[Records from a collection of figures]
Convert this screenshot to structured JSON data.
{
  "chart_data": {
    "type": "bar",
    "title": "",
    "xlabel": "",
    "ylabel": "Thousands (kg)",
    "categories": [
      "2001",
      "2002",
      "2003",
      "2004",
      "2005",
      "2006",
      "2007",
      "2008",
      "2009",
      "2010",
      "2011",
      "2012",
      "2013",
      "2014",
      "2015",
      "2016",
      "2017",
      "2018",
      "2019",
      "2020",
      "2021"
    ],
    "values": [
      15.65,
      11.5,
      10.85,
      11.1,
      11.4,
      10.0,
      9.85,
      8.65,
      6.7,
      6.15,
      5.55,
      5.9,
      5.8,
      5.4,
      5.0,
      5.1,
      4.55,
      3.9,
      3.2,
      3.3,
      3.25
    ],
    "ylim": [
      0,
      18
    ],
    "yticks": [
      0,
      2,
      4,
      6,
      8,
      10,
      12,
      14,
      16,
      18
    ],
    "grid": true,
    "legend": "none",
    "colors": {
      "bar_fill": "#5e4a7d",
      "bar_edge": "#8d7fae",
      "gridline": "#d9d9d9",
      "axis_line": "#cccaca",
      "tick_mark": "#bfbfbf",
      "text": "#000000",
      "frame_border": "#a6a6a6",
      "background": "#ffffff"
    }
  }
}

EXERCISE TASK:
Give back the whole listing exactly as it reads.

OUTPUT:
Convert this screenshot to structured JSON data.
{
  "chart_data": {
    "type": "bar",
    "title": "",
    "xlabel": "",
    "ylabel": "Thousands (kg)",
    "categories": [
      "2001",
      "2002",
      "2003",
      "2004",
      "2005",
      "2006",
      "2007",
      "2008",
      "2009",
      "2010",
      "2011",
      "2012",
      "2013",
      "2014",
      "2015",
      "2016",
      "2017",
      "2018",
      "2019",
      "2020",
      "2021"
    ],
    "values": [
      15.65,
      11.5,
      10.85,
      11.1,
      11.4,
      10.0,
      9.85,
      8.65,
      6.7,
      6.15,
      5.55,
      5.9,
      5.8,
      5.4,
      5.0,
      5.1,
      4.55,
      3.9,
      3.2,
      3.3,
      3.25
    ],
    "ylim": [
      0,
      18
    ],
    "yticks": [
      0,
      2,
      4,
      6,
      8,
      10,
      12,
      14,
      16,
      18
    ],
    "grid": true,
    "legend": "none",
    "colors": {
      "bar_fill": "#5e4a7d",
      "bar_edge": "#8d7fae",
      "gridline": "#d9d9d9",
      "axis_line": "#cccaca",
      "tick_mark": "#bfbfbf",
      "text": "#000000",
      "frame_border": "#a6a6a6",
      "background": "#ffffff"
    }
  }
}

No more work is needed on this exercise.